### LISTING:

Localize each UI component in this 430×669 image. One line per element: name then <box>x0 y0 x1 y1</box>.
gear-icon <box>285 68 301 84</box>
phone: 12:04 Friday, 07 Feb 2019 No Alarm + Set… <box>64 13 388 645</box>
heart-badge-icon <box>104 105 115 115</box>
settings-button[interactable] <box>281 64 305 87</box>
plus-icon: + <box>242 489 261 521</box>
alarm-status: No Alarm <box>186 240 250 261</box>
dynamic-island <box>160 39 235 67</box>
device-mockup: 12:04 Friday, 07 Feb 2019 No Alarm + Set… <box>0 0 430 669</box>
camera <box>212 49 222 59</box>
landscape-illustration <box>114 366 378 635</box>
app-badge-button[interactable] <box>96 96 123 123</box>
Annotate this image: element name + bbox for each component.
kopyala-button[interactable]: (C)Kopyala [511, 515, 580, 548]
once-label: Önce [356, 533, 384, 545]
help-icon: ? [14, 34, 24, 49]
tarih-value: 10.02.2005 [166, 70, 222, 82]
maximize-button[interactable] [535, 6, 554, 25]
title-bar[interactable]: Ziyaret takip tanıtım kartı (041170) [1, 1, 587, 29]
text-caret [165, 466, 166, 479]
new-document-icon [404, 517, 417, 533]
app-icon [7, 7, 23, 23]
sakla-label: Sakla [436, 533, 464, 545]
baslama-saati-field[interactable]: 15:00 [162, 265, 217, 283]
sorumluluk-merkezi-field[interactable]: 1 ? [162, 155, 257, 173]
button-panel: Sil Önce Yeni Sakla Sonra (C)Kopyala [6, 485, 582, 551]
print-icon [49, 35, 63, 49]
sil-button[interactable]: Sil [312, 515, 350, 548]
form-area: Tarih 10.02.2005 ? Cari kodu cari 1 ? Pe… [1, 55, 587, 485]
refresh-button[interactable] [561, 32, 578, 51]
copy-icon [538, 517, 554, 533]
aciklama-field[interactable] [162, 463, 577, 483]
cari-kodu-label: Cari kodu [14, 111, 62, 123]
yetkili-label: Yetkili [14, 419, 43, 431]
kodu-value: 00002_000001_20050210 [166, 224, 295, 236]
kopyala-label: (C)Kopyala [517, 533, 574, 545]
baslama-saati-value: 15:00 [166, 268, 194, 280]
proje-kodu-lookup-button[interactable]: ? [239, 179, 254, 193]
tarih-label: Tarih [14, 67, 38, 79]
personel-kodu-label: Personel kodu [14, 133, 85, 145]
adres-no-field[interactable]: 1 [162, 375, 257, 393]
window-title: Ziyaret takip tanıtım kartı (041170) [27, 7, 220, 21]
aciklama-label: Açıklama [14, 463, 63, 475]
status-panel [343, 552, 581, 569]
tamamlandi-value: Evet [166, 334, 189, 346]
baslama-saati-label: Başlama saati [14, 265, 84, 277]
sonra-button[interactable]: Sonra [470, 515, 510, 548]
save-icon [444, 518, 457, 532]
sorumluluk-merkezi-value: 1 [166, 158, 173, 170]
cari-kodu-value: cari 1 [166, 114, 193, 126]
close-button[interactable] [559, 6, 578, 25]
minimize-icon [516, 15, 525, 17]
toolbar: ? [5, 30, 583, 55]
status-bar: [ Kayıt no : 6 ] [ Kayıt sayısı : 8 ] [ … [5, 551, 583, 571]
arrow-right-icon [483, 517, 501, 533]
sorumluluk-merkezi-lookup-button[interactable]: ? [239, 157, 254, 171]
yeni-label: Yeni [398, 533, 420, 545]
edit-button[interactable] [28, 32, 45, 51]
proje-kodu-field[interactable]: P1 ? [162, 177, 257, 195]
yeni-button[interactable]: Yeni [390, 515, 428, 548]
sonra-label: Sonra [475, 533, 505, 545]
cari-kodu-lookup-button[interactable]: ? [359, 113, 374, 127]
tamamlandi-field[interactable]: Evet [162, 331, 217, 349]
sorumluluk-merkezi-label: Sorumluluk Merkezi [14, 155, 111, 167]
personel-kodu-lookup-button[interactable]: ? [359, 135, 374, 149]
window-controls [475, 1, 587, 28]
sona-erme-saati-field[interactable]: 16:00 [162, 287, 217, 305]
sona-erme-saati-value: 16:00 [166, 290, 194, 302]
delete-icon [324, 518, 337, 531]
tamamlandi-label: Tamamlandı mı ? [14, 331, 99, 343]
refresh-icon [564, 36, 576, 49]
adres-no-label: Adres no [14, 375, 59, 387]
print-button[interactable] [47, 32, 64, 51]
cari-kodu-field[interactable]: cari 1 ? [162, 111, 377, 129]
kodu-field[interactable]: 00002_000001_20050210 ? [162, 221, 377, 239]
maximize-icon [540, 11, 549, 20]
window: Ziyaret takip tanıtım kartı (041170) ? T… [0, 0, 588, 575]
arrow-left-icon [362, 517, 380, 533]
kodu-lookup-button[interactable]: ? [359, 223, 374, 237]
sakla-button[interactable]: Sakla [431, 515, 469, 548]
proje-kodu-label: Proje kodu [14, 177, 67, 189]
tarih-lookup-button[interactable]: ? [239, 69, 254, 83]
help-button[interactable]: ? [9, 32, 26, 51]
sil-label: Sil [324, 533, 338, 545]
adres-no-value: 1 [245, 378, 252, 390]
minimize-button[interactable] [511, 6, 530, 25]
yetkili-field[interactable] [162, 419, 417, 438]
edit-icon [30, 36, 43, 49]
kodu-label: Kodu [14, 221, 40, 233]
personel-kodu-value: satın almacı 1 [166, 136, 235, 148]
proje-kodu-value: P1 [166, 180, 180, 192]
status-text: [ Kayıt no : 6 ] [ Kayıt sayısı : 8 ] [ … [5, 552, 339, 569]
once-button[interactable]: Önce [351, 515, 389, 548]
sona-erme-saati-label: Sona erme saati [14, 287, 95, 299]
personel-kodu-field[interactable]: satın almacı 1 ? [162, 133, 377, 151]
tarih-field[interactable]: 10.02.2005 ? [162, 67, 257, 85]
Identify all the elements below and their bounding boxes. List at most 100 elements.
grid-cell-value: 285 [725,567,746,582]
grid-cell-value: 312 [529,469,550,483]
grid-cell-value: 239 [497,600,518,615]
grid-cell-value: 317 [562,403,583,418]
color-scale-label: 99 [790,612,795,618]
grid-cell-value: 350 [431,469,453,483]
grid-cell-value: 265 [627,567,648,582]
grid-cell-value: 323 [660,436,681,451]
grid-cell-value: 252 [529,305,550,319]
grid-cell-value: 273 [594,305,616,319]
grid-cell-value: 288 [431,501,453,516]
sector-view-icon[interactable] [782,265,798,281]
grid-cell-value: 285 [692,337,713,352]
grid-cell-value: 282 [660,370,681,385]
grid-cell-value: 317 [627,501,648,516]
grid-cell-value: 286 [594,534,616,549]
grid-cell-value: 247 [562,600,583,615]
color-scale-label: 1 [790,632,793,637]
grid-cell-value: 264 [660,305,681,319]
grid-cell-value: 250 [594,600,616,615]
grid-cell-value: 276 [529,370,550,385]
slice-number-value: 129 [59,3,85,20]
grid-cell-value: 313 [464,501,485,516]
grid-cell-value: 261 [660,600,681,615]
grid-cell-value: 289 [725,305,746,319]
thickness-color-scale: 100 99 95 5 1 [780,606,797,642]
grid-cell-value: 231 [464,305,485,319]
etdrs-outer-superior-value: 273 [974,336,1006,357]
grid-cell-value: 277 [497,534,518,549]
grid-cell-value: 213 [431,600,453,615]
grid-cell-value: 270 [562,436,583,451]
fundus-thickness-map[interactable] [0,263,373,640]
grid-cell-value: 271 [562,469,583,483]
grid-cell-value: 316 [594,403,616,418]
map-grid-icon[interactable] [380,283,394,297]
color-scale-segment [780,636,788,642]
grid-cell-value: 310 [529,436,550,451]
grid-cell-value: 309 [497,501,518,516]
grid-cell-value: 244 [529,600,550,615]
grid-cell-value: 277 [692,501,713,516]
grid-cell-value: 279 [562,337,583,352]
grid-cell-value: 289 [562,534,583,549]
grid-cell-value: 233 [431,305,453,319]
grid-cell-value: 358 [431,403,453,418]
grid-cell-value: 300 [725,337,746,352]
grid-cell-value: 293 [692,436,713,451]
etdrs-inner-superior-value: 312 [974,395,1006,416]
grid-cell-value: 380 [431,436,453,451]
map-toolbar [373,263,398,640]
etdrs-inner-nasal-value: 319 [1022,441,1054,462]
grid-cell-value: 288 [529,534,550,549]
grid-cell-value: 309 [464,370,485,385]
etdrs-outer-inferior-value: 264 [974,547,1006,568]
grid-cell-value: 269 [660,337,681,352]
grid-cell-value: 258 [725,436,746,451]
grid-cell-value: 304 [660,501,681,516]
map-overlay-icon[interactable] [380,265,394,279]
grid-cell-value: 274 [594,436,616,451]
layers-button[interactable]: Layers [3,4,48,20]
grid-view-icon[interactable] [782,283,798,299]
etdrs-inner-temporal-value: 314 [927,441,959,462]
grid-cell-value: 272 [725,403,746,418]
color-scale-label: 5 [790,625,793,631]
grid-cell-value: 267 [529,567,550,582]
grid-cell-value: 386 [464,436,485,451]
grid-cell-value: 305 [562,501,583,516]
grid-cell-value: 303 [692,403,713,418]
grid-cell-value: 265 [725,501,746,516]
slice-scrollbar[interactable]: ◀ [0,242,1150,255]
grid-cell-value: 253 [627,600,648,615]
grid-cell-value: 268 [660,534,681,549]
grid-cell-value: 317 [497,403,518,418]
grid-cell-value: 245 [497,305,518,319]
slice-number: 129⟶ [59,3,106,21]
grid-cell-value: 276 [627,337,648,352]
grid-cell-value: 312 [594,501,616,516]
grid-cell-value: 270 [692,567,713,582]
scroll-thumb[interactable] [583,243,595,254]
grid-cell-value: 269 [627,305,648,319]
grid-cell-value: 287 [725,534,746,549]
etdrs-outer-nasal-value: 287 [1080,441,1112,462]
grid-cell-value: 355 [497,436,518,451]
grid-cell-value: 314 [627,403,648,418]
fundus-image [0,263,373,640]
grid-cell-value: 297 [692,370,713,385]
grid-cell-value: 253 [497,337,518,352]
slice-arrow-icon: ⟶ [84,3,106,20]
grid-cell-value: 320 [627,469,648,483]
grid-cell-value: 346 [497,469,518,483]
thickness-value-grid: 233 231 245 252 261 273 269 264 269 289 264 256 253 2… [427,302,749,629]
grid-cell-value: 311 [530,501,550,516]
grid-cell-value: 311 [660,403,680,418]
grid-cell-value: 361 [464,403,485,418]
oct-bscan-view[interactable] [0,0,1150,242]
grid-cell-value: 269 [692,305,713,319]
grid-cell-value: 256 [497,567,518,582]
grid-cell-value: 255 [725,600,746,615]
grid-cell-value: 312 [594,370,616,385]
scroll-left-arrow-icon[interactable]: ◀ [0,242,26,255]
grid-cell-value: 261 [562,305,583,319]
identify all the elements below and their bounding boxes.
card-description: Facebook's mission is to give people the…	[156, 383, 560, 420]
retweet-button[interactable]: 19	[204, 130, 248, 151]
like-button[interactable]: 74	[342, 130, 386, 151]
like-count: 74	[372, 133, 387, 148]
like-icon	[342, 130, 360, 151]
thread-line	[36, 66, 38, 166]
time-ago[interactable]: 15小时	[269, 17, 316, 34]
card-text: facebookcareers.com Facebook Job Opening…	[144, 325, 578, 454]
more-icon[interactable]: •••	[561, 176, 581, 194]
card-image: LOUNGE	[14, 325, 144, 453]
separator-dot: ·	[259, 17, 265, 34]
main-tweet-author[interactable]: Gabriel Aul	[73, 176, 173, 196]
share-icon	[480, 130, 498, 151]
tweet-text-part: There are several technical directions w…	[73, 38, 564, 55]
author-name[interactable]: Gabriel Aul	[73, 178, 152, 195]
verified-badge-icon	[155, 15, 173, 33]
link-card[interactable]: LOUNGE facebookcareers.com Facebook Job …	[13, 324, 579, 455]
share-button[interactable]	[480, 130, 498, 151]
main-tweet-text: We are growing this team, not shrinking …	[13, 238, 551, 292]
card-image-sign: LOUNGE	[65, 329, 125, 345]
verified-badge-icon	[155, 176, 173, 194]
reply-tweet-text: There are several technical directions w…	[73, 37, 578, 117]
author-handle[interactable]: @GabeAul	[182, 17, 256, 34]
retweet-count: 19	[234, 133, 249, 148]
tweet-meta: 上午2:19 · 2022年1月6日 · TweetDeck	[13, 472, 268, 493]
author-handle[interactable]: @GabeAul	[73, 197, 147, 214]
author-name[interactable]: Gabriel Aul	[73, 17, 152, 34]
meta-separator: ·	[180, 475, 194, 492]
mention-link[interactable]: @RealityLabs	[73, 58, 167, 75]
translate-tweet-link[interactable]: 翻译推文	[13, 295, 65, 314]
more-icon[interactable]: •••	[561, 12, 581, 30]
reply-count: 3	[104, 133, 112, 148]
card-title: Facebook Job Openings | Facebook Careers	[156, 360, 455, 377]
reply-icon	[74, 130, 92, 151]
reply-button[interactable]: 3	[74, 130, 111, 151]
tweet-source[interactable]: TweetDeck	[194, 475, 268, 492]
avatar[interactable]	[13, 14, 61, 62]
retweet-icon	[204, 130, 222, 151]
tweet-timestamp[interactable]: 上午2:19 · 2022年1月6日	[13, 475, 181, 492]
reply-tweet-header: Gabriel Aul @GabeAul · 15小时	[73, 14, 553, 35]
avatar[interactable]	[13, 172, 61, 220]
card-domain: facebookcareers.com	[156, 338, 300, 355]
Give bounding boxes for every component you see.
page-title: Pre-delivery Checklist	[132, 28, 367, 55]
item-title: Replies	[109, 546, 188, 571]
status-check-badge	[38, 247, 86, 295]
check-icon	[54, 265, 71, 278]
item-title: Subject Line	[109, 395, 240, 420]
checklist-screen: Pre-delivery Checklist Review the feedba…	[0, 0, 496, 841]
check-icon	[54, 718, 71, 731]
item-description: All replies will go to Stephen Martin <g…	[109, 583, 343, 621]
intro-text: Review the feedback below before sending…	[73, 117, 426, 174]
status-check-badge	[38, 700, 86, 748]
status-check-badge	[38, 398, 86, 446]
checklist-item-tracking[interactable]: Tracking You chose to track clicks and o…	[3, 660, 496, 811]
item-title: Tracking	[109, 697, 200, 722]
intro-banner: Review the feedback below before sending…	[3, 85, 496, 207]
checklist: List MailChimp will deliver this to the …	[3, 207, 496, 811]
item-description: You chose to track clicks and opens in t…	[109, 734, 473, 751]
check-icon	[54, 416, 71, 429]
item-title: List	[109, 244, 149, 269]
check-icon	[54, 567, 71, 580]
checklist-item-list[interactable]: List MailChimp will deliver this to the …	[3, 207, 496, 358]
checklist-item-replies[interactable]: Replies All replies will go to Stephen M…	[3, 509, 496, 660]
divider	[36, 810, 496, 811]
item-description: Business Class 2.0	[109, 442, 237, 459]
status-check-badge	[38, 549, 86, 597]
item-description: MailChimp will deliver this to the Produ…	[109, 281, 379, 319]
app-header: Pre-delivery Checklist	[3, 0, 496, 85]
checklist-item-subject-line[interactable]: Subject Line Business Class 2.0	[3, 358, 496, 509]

### STATED EXERCISE:
Reproduce the stretch from the start of the records through the line containing "maximize-button[interactable] [535, 6, 554, 25]", swapping "Annotate" for "Label" and leaving everything else unchanged.

### WRITTEN SOLUTION:
Localize each UI component in this 430×669 image. One line per element: name then <box>x0 y0 x1 y1</box>.
gear-icon <box>285 68 301 84</box>
phone: 12:04 Friday, 07 Feb 2019 No Alarm + Set… <box>64 13 388 645</box>
heart-badge-icon <box>104 105 115 115</box>
settings-button[interactable] <box>281 64 305 87</box>
plus-icon: + <box>242 489 261 521</box>
alarm-status: No Alarm <box>186 240 250 261</box>
dynamic-island <box>160 39 235 67</box>
device-mockup: 12:04 Friday, 07 Feb 2019 No Alarm + Set… <box>0 0 430 669</box>
camera <box>212 49 222 59</box>
landscape-illustration <box>114 366 378 635</box>
app-badge-button[interactable] <box>96 96 123 123</box>
Label this image: element name + bbox for each component.
kopyala-button[interactable]: (C)Kopyala [511, 515, 580, 548]
once-label: Önce [356, 533, 384, 545]
help-icon: ? [14, 34, 24, 49]
tarih-value: 10.02.2005 [166, 70, 222, 82]
maximize-button[interactable] [535, 6, 554, 25]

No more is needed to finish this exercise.